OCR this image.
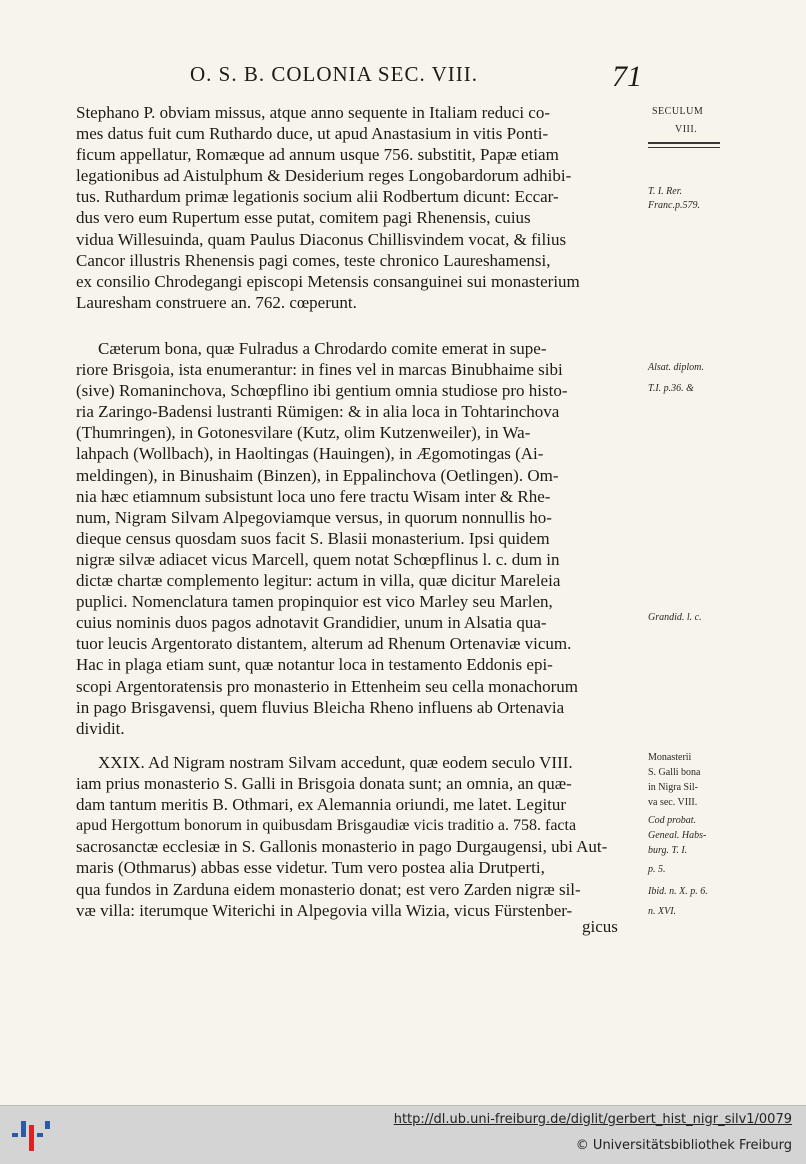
O. S. B. COLONIA SEC. VIII.	71

Stephano P. obviam missus, atque anno sequente in Italiam reduci co-
mes datus fuit cum Ruthardo duce, ut apud Anastasium in vitis Ponti-
ficum appellatur, Romæque ad annum usque 756. substitit, Papæ etiam
legationibus ad Aistulphum & Desiderium reges Longobardorum adhibi-
tus. Ruthardum primæ legationis socium alii Rodbertum dicunt: Eccar-
dus vero eum Rupertum esse putat, comitem pagi Rhenensis, cuius
vidua Willesuinda, quam Paulus Diaconus Chillisvindem vocat, & filius
Cancor illustris Rhenensis pagi comes, teste chronico Laureshamensi,
ex consilio Chrodegangi episcopi Metensis consanguinei sui monasterium
Lauresham construere an. 762. cœperunt.

Cæterum bona, quæ Fulradus a Chrodardo comite emerat in supe-
riore Brisgoia, ista enumerantur: in fines vel in marcas Binubhaime sibi
(sive) Romaninchova, Schœpflino ibi gentium omnia studiose pro histo-
ria Zaringo-Badensi lustranti Rümigen: & in alia loca in Tohtarinchova
(Thumringen), in Gotonesvilare (Kutz, olim Kutzenweiler), in Wa-
lahpach (Wollbach), in Haoltingas (Hauingen), in Ægomotingas (Ai-
meldingen), in Binushaim (Binzen), in Eppalinchova (Oetlingen). Om-
nia hæc etiamnum subsistunt loca uno fere tractu Wisam inter & Rhe-
num, Nigram Silvam Alpegoviamque versus, in quorum nonnullis ho-
dieque census quosdam suos facit S. Blasii monasterium. Ipsi quidem
nigræ silvæ adiacet vicus Marcell, quem notat Schœpflinus l. c. dum in
dictæ chartæ complemento legitur: actum in villa, quæ dicitur Mareleia
puplici. Nomenclatura tamen propinquior est vico Marley seu Marlen,
cuius nominis duos pagos adnotavit Grandidier, unum in Alsatia qua-
tuor leucis Argentorato distantem, alterum ad Rhenum Ortenaviæ vicum.
Hac in plaga etiam sunt, quæ notantur loca in testamento Eddonis epi-
scopi Argentoratensis pro monasterio in Ettenheim seu cella monachorum
in pago Brisgavensi, quem fluvius Bleicha Rheno influens ab Ortenavia
dividit.

XXIX. Ad Nigram nostram Silvam accedunt, quæ eodem seculo VIII.
iam prius monasterio S. Galli in Brisgoia donata sunt; an omnia, an quæ-
dam tantum meritis B. Othmari, ex Alemannia oriundi, me latet. Legitur
apud Hergottum bonorum in quibusdam Brisgaudiæ vicis traditio a. 758. facta
sacrosanctæ ecclesiæ in S. Gallonis monasterio in pago Durgaugensi, ubi Aut-
maris (Othmarus) abbas esse videtur. Tum vero postea alia Drutperti,
qua fundos in Zarduna eidem monasterio donat; est vero Zarden nigræ sil-
væ villa: iterumque Witerichi in Alpegovia villa Wizia, vicus Fürstenber-

gicus
SECULUM
VIII.
T. I. Rer.
Franc.p.579.
Alsat. diplom.
T.I. p.36. &
Grandid. l. c.
Monasterii
S. Galli bona
in Nigra Sil-
va sec. VIII.
Cod probat.
Geneal. Habs-
burg. T. I.
p. 5.
Ibid. n. X. p. 6.
n. XVI.
http://dl.ub.uni-freiburg.de/diglit/gerbert_hist_nigr_silv1/0079
© Universitätsbibliothek Freiburg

☆ ☆ ☆ ☆

Take the entries shown above and quote them verbatim, passing over the pictures.

Written reply |
OCR this image.
O. S. B. COLONIA SEC. VIII.	71

Stephano P. obviam missus, atque anno sequente in Italiam reduci co-
mes datus fuit cum Ruthardo duce, ut apud Anastasium in vitis Ponti-
ficum appellatur, Romæque ad annum usque 756. substitit, Papæ etiam
legationibus ad Aistulphum & Desiderium reges Longobardorum adhibi-
tus. Ruthardum primæ legationis socium alii Rodbertum dicunt: Eccar-
dus vero eum Rupertum esse putat, comitem pagi Rhenensis, cuius
vidua Willesuinda, quam Paulus Diaconus Chillisvindem vocat, & filius
Cancor illustris Rhenensis pagi comes, teste chronico Laureshamensi,
ex consilio Chrodegangi episcopi Metensis consanguinei sui monasterium
Lauresham construere an. 762. cœperunt.

Cæterum bona, quæ Fulradus a Chrodardo comite emerat in supe-
riore Brisgoia, ista enumerantur: in fines vel in marcas Binubhaime sibi
(sive) Romaninchova, Schœpflino ibi gentium omnia studiose pro histo-
ria Zaringo-Badensi lustranti Rümigen: & in alia loca in Tohtarinchova
(Thumringen), in Gotonesvilare (Kutz, olim Kutzenweiler), in Wa-
lahpach (Wollbach), in Haoltingas (Hauingen), in Ægomotingas (Ai-
meldingen), in Binushaim (Binzen), in Eppalinchova (Oetlingen). Om-
nia hæc etiamnum subsistunt loca uno fere tractu Wisam inter & Rhe-
num, Nigram Silvam Alpegoviamque versus, in quorum nonnullis ho-
dieque census quosdam suos facit S. Blasii monasterium. Ipsi quidem
nigræ silvæ adiacet vicus Marcell, quem notat Schœpflinus l. c. dum in
dictæ chartæ complemento legitur: actum in villa, quæ dicitur Mareleia
puplici. Nomenclatura tamen propinquior est vico Marley seu Marlen,
cuius nominis duos pagos adnotavit Grandidier, unum in Alsatia qua-
tuor leucis Argentorato distantem, alterum ad Rhenum Ortenaviæ vicum.
Hac in plaga etiam sunt, quæ notantur loca in testamento Eddonis epi-
scopi Argentoratensis pro monasterio in Ettenheim seu cella monachorum
in pago Brisgavensi, quem fluvius Bleicha Rheno influens ab Ortenavia
dividit.

XXIX. Ad Nigram nostram Silvam accedunt, quæ eodem seculo VIII.
iam prius monasterio S. Galli in Brisgoia donata sunt; an omnia, an quæ-
dam tantum meritis B. Othmari, ex Alemannia oriundi, me latet. Legitur
apud Hergottum bonorum in quibusdam Brisgaudiæ vicis traditio a. 758. facta
sacrosanctæ ecclesiæ in S. Gallonis monasterio in pago Durgaugensi, ubi Aut-
maris (Othmarus) abbas esse videtur. Tum vero postea alia Drutperti,
qua fundos in Zarduna eidem monasterio donat; est vero Zarden nigræ sil-
væ villa: iterumque Witerichi in Alpegovia villa Wizia, vicus Fürstenber-

gicus
SECULUM
VIII.
T. I. Rer.
Franc.p.579.
Alsat. diplom.
T.I. p.36. &
Grandid. l. c.
Monasterii
S. Galli bona
in Nigra Sil-
va sec. VIII.
Cod probat.
Geneal. Habs-
burg. T. I.
p. 5.
Ibid. n. X. p. 6.
n. XVI.
http://dl.ub.uni-freiburg.de/diglit/gerbert_hist_nigr_silv1/0079
© Universitätsbibliothek Freiburg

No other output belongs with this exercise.